* Instructions for the task
Copy every record below exactly.

* Exercise data
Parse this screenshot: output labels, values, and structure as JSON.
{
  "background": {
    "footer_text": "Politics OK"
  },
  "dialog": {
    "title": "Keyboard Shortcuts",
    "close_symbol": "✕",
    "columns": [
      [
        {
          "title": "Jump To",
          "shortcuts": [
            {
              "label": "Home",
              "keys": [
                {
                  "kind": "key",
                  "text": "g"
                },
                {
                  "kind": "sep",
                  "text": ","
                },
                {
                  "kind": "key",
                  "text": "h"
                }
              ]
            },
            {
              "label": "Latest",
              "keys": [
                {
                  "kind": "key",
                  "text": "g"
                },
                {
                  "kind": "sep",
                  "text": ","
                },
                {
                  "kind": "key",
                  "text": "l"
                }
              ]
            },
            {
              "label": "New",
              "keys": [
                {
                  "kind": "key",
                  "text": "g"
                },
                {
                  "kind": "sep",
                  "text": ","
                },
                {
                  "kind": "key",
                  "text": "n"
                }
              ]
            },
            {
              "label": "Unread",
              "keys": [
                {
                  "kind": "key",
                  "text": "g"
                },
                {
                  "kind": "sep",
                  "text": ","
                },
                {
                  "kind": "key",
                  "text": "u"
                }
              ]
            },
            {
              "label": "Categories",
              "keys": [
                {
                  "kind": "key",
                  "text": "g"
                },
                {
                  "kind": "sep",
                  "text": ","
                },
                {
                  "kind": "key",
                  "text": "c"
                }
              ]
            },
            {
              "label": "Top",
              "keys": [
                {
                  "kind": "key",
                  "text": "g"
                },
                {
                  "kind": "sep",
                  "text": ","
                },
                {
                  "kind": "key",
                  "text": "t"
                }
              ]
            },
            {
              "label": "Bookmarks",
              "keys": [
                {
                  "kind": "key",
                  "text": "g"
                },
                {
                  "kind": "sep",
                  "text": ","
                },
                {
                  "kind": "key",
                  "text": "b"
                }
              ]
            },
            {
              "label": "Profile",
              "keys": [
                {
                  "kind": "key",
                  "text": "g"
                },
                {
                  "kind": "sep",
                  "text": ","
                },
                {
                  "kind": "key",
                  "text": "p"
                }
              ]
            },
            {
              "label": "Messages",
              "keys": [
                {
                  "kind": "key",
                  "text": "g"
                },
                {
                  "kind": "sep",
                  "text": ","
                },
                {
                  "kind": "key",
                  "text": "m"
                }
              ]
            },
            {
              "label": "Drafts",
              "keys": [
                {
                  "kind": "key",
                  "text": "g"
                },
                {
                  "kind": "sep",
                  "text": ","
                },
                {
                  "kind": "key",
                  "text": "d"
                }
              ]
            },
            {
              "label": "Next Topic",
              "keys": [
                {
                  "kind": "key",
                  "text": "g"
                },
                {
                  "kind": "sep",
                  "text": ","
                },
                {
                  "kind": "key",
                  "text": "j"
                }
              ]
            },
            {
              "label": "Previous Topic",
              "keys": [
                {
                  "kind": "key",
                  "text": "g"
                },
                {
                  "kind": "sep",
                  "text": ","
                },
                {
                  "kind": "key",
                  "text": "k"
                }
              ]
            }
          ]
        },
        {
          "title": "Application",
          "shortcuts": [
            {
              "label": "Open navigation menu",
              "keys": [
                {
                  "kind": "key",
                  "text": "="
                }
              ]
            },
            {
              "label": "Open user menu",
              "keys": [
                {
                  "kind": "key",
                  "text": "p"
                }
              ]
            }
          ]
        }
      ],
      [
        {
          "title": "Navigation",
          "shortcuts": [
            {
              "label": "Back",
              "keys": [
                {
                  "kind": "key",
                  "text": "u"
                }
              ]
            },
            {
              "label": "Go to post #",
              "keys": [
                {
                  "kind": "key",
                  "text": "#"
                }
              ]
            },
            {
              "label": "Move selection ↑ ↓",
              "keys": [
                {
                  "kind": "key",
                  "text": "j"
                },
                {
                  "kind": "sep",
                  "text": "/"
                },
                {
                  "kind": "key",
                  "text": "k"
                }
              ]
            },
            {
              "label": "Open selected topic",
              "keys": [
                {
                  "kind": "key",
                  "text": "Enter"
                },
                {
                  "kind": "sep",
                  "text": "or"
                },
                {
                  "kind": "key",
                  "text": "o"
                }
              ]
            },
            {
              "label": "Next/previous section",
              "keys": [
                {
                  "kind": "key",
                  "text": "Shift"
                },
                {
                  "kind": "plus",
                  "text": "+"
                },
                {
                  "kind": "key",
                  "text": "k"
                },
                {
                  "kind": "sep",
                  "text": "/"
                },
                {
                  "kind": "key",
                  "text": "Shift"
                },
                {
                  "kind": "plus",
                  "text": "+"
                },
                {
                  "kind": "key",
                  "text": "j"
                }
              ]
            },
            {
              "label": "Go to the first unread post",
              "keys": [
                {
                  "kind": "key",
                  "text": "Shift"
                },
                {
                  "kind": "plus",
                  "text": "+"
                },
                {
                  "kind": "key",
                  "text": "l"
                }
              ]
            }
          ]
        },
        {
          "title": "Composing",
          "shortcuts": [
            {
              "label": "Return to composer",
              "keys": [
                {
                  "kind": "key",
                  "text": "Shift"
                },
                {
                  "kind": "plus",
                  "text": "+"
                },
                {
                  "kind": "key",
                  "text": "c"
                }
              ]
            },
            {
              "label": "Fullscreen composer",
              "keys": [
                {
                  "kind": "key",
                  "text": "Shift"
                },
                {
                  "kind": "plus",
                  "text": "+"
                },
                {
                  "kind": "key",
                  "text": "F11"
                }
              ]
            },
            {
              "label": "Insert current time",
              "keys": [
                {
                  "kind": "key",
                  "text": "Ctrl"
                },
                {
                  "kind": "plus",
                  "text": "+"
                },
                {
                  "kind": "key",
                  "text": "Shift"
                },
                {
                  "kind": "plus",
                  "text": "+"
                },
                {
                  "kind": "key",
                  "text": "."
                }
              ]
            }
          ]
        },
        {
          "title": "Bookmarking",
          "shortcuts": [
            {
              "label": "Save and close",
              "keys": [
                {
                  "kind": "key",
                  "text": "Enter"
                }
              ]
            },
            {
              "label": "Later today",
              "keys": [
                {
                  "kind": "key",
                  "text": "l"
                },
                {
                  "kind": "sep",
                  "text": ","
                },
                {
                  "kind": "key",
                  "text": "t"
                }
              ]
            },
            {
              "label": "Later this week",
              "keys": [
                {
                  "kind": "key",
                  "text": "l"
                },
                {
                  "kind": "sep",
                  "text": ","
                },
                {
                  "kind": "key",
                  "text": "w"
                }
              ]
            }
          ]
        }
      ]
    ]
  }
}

* Final result
Parse this screenshot: output labels, values, and structure as JSON.
{
  "background": {
    "footer_text": "Politics OK"
  },
  "dialog": {
    "title": "Keyboard Shortcuts",
    "close_symbol": "✕",
    "columns": [
      [
        {
          "title": "Jump To",
          "shortcuts": [
            {
              "label": "Home",
              "keys": [
                {
                  "kind": "key",
                  "text": "g"
                },
                {
                  "kind": "sep",
                  "text": ","
                },
                {
                  "kind": "key",
                  "text": "h"
                }
              ]
            },
            {
              "label": "Latest",
              "keys": [
                {
                  "kind": "key",
                  "text": "g"
                },
                {
                  "kind": "sep",
                  "text": ","
                },
                {
                  "kind": "key",
                  "text": "l"
                }
              ]
            },
            {
              "label": "New",
              "keys": [
                {
                  "kind": "key",
                  "text": "g"
                },
                {
                  "kind": "sep",
                  "text": ","
                },
                {
                  "kind": "key",
                  "text": "n"
                }
              ]
            },
            {
              "label": "Unread",
              "keys": [
                {
                  "kind": "key",
                  "text": "g"
                },
                {
                  "kind": "sep",
                  "text": ","
                },
                {
                  "kind": "key",
                  "text": "u"
                }
              ]
            },
            {
              "label": "Categories",
              "keys": [
                {
                  "kind": "key",
                  "text": "g"
                },
                {
                  "kind": "sep",
                  "text": ","
                },
                {
                  "kind": "key",
                  "text": "c"
                }
              ]
            },
            {
              "label": "Top",
              "keys": [
                {
                  "kind": "key",
                  "text": "g"
                },
                {
                  "kind": "sep",
                  "text": ","
                },
                {
                  "kind": "key",
                  "text": "t"
                }
              ]
            },
            {
              "label": "Bookmarks",
              "keys": [
                {
                  "kind": "key",
                  "text": "g"
                },
                {
                  "kind": "sep",
                  "text": ","
                },
                {
                  "kind": "key",
                  "text": "b"
                }
              ]
            },
            {
              "label": "Profile",
              "keys": [
                {
                  "kind": "key",
                  "text": "g"
                },
                {
                  "kind": "sep",
                  "text": ","
                },
                {
                  "kind": "key",
                  "text": "p"
                }
              ]
            },
            {
              "label": "Messages",
              "keys": [
                {
                  "kind": "key",
                  "text": "g"
                },
                {
                  "kind": "sep",
                  "text": ","
                },
                {
                  "kind": "key",
                  "text": "m"
                }
              ]
            },
            {
              "label": "Drafts",
              "keys": [
                {
                  "kind": "key",
                  "text": "g"
                },
                {
                  "kind": "sep",
                  "text": ","
                },
                {
                  "kind": "key",
                  "text": "d"
                }
              ]
            },
            {
              "label": "Next Topic",
              "keys": [
                {
                  "kind": "key",
                  "text": "g"
                },
                {
                  "kind": "sep",
                  "text": ","
                },
                {
                  "kind": "key",
                  "text": "j"
                }
              ]
            },
            {
              "label": "Previous Topic",
              "keys": [
                {
                  "kind": "key",
                  "text": "g"
                },
                {
                  "kind": "sep",
                  "text": ","
                },
                {
                  "kind": "key",
                  "text": "k"
                }
              ]
            }
          ]
        },
        {
          "title": "Application",
          "shortcuts": [
            {
              "label": "Open navigation menu",
              "keys": [
                {
                  "kind": "key",
                  "text": "="
                }
              ]
            },
            {
              "label": "Open user menu",
              "keys": [
                {
                  "kind": "key",
                  "text": "p"
                }
              ]
            }
          ]
        }
      ],
      [
        {
          "title": "Navigation",
          "shortcuts": [
            {
              "label": "Back",
              "keys": [
                {
                  "kind": "key",
                  "text": "u"
                }
              ]
            },
            {
              "label": "Go to post #",
              "keys": [
                {
                  "kind": "key",
                  "text": "#"
                }
              ]
            },
            {
              "label": "Move selection ↑ ↓",
              "keys": [
                {
                  "kind": "key",
                  "text": "j"
                },
                {
                  "kind": "sep",
                  "text": "/"
                },
                {
                  "kind": "key",
                  "text": "k"
                }
              ]
            },
            {
              "label": "Open selected topic",
              "keys": [
                {
                  "kind": "key",
                  "text": "Enter"
                },
                {
                  "kind": "sep",
                  "text": "or"
                },
                {
                  "kind": "key",
                  "text": "o"
                }
              ]
            },
            {
              "label": "Next/previous section",
              "keys": [
                {
                  "kind": "key",
                  "text": "Shift"
                },
                {
                  "kind": "plus",
                  "text": "+"
                },
                {
                  "kind": "key",
                  "text": "k"
                },
                {
                  "kind": "sep",
                  "text": "/"
                },
                {
                  "kind": "key",
                  "text": "Shift"
                },
                {
                  "kind": "plus",
                  "text": "+"
                },
                {
                  "kind": "key",
                  "text": "j"
                }
              ]
            },
            {
              "label": "Go to the first unread post",
              "keys": [
                {
                  "kind": "key",
                  "text": "Shift"
                },
                {
                  "kind": "plus",
                  "text": "+"
                },
                {
                  "kind": "key",
                  "text": "l"
                }
              ]
            }
          ]
        },
        {
          "title": "Composing",
          "shortcuts": [
            {
              "label": "Return to composer",
              "keys": [
                {
                  "kind": "key",
                  "text": "Shift"
                },
                {
                  "kind": "plus",
                  "text": "+"
                },
                {
                  "kind": "key",
                  "text": "c"
                }
              ]
            },
            {
              "label": "Fullscreen composer",
              "keys": [
                {
                  "kind": "key",
                  "text": "Shift"
                },
                {
                  "kind": "plus",
                  "text": "+"
                },
                {
                  "kind": "key",
                  "text": "F11"
                }
              ]
            },
            {
              "label": "Insert current time",
              "keys": [
                {
                  "kind": "key",
                  "text": "Ctrl"
                },
                {
                  "kind": "plus",
                  "text": "+"
                },
                {
                  "kind": "key",
                  "text": "Shift"
                },
                {
                  "kind": "plus",
                  "text": "+"
                },
                {
                  "kind": "key",
                  "text": "."
                }
              ]
            }
          ]
        },
        {
          "title": "Bookmarking",
          "shortcuts": [
            {
              "label": "Save and close",
              "keys": [
                {
                  "kind": "key",
                  "text": "Enter"
                }
              ]
            },
            {
              "label": "Later today",
              "keys": [
                {
                  "kind": "key",
                  "text": "l"
                },
                {
                  "kind": "sep",
                  "text": ","
                },
                {
                  "kind": "key",
                  "text": "t"
                }
              ]
            },
            {
              "label": "Later this week",
              "keys": [
                {
                  "kind": "key",
                  "text": "l"
                },
                {
                  "kind": "sep",
                  "text": ","
                },
                {
                  "kind": "key",
                  "text": "w"
                }
              ]
            }
          ]
        }
      ]
    ]
  }
}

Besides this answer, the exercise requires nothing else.